Creating a custom policy
from azure.core.pipeline import PipelineRequest, PipelineResponse
from azure.core.pipeline.policies import HTTPPolicy
from typing import Any, Optional
class CustomTelemetryPolicy(HTTPPolicy):
"""Custom policy to add telemetry headers"""
def send(self, request: PipelineRequest) -> PipelineResponse:
# Add custom header before sending request
request.http_request.headers['X-Custom-Telemetry'] = 'my-app-v1.0'
# Continue with the pipeline
response = self.next.send(request)
# Log response time
print(f"Request to {request.http_request.url} completed")
return response
Applying custom policies
from azure.storage.blob import BlobServiceClient
# Create client with custom policy
client = BlobServiceClient(
account_url="https://myaccount.blob.core.windows.net",
credential=credential,
per_call_policies=[CustomTelemetryPolicy()], # Policies that run per request
per_retry_policies=[] # Policies that run per retry attempt
)
Policy ordering
Policies execute in a specific order:
- Per-call policies (execute once per operation)
- Retry policy
- Per-retry policies (execute on each attempt)
- Authentication policy
- HTTP transport
Best practices
Use default settings when possible
The default retry configuration works well for most scenarios. Only customize when you have specific requirements.

**Exercise task A**
Answer these from the text on Azure pipeline policies:
(i) What value does CustomTelemetryPolicy assign to the 'X-Custom-Telemetry' header?
(ii) In the policy ordering, what comes directly after the retry policy?
(iii) Under the best practices, when should the default retry configuration be customized?
**Exercise task B**
Copy word for word the part of the text on Azure pipeline policies that begins at the words "Creating a custom" and stops after the words "response = self.next.send(request)".
The listing that comes next is not needed for this work.

**Data provided**
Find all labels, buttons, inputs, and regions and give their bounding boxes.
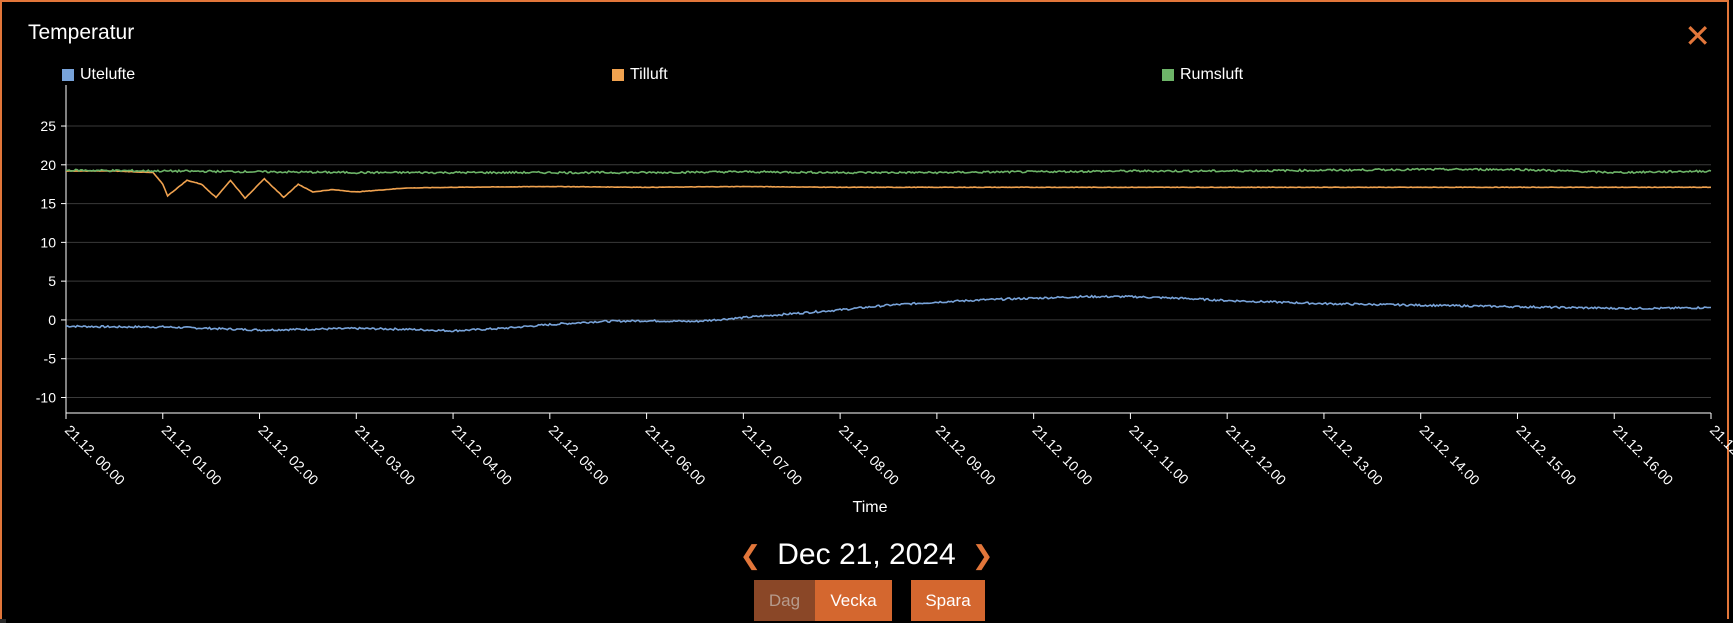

**Full answer A**
(i) 'my-app-v1.0'
(ii) Per-retry policies, which execute on each attempt.
(iii) Only when you have specific requirements.

**Full answer B**
Creating a custom policy
from azure.core.pipeline import PipelineRequest, PipelineResponse
from azure.core.pipeline.policies import HTTPPolicy
from typing import Any, Optional
class CustomTelemetryPolicy(HTTPPolicy):
"""Custom policy to add telemetry headers"""
def send(self, request: PipelineRequest) -> PipelineResponse:
# Add custom header before sending request
request.http_request.headers['X-Custom-Telemetry'] = 'my-app-v1.0'
# Continue with the pipeline
response = self.next.send(request)